** Start of DATASET RECORDS **

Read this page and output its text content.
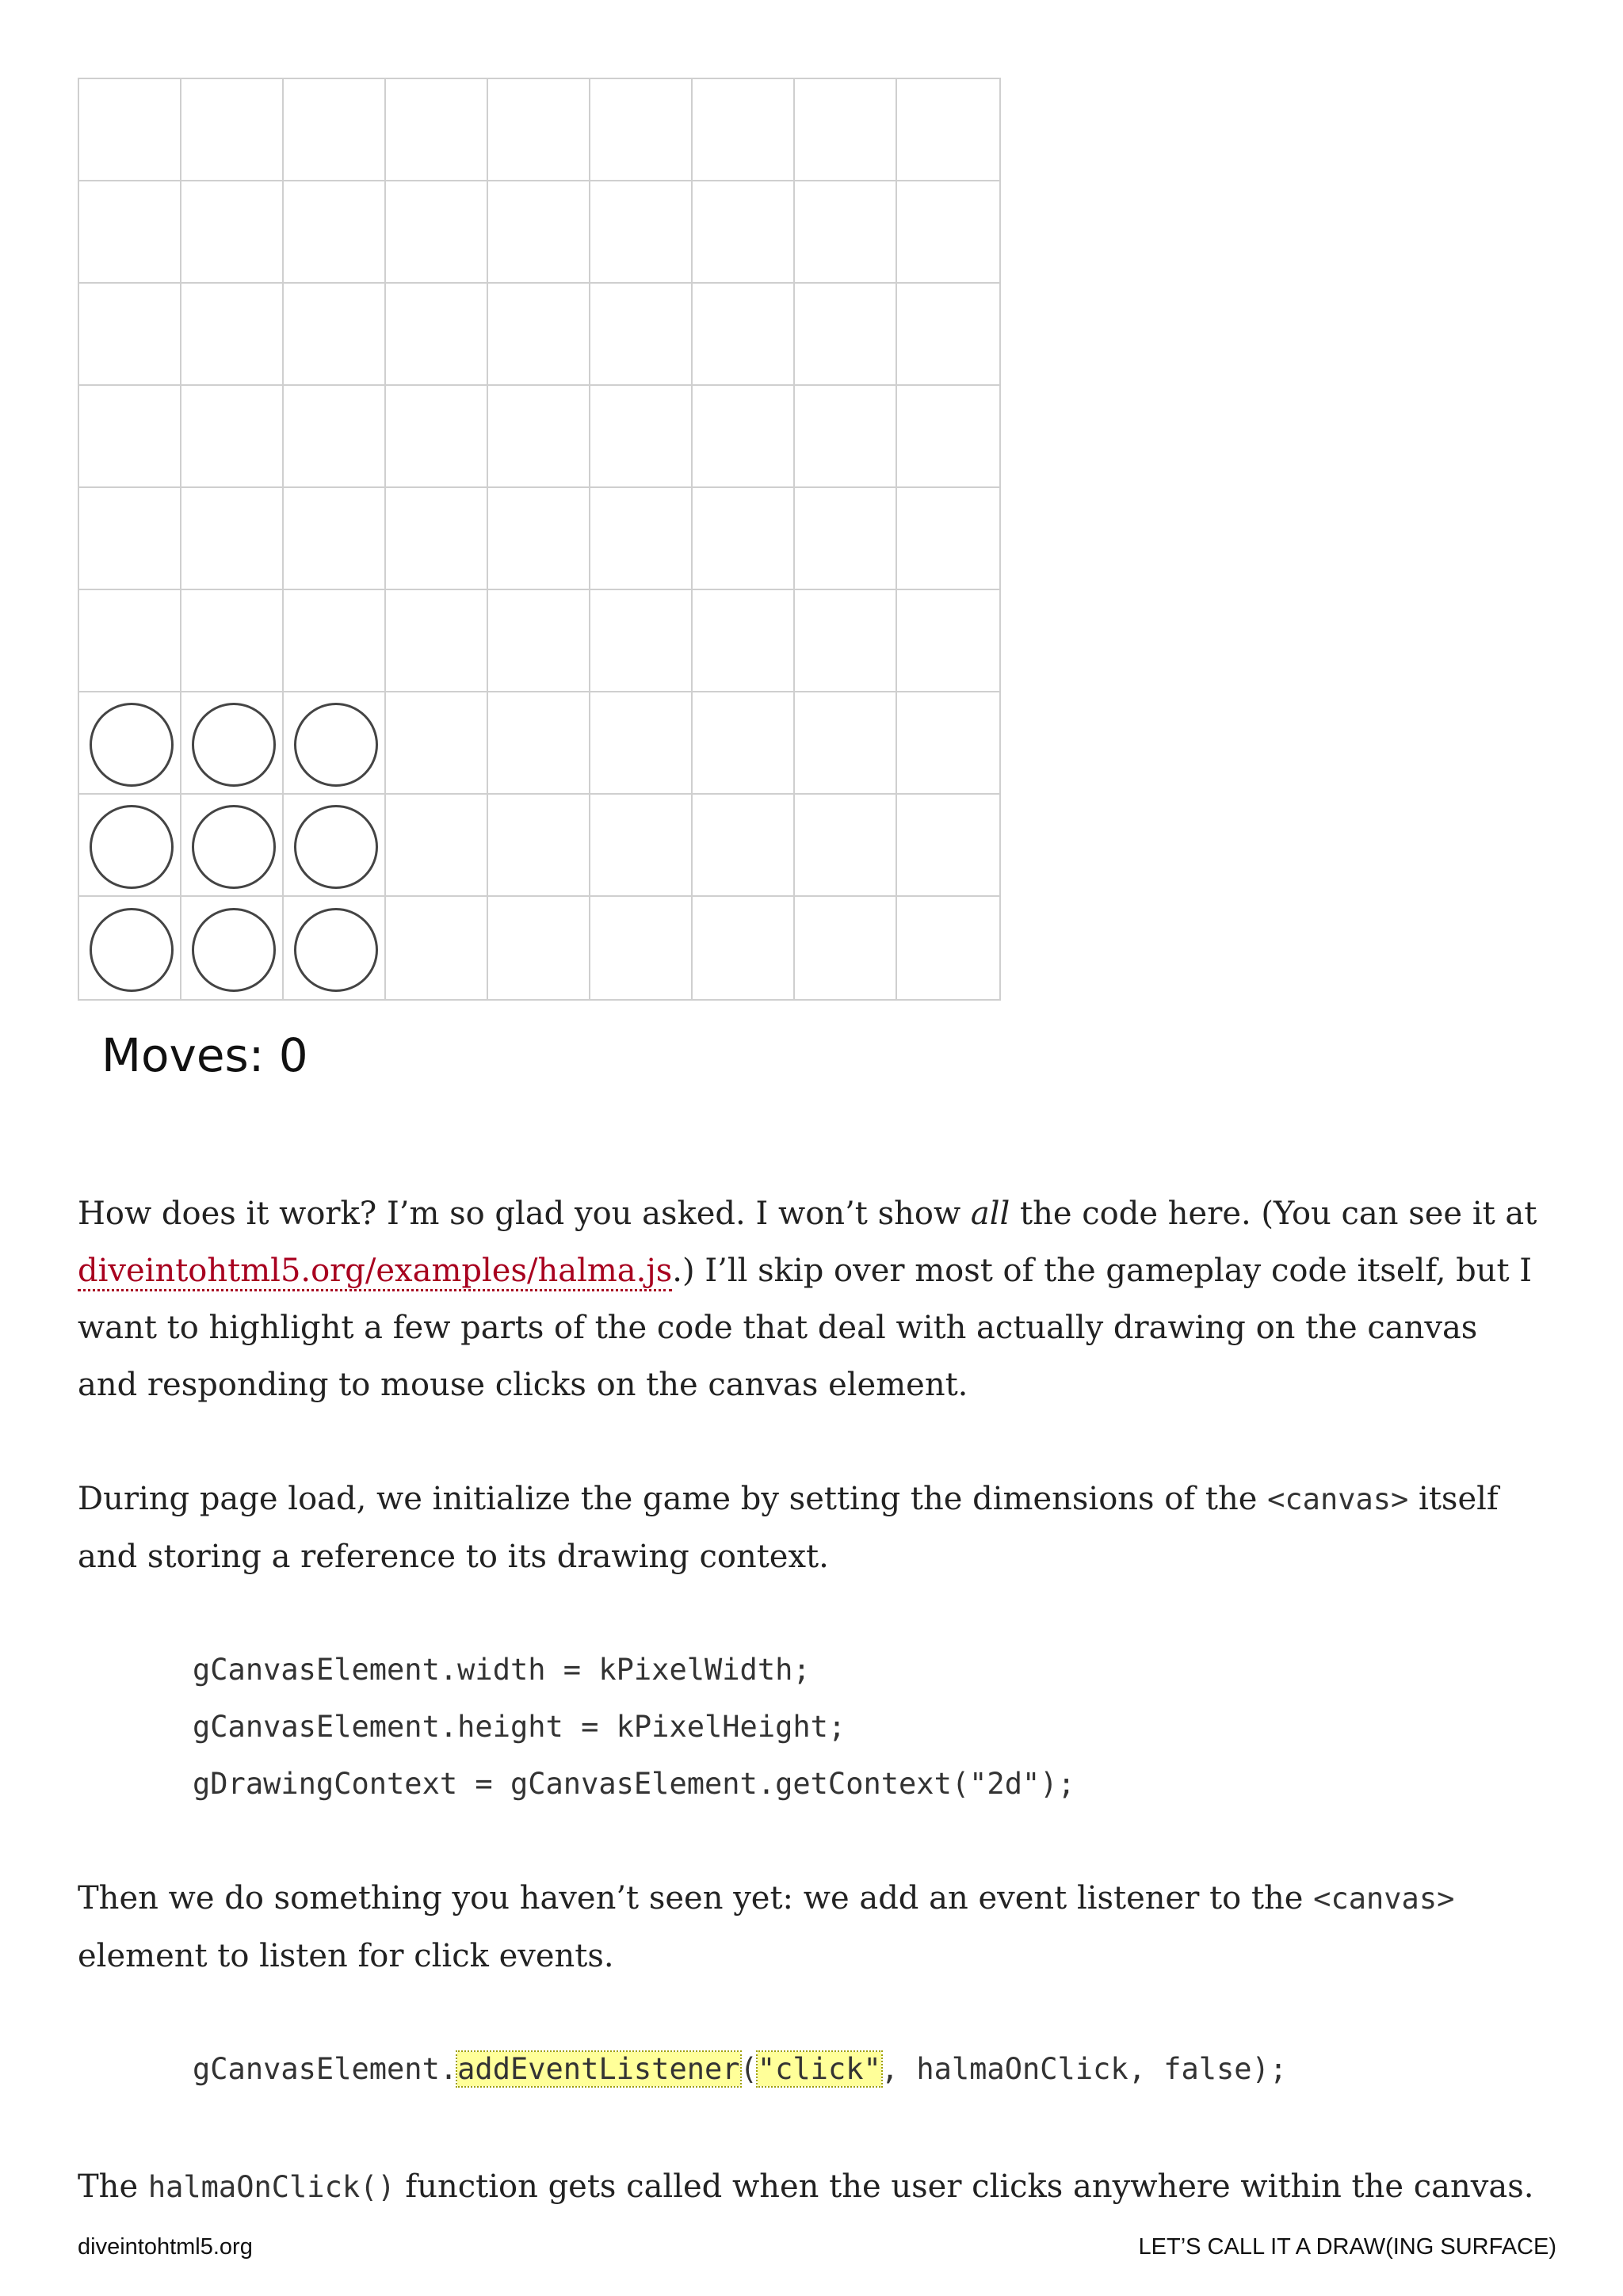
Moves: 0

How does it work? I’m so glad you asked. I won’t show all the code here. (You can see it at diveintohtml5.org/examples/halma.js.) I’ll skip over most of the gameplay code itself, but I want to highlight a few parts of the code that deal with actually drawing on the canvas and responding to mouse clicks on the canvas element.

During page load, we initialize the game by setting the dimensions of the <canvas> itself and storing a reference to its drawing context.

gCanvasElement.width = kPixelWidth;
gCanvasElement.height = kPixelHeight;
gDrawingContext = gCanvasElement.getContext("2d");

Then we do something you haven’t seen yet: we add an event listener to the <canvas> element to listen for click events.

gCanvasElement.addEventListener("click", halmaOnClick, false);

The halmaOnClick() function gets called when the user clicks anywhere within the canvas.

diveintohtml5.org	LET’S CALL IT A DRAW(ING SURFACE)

** End of DATASET RECORDS **

SET EXERCISE. Select and copy every line from the records that includes the word "page".

SOLUTION.
Read this page and output its text content.
During page load, we initialize the game by setting the dimensions of the <canvas> itself and storing a reference to its drawing context.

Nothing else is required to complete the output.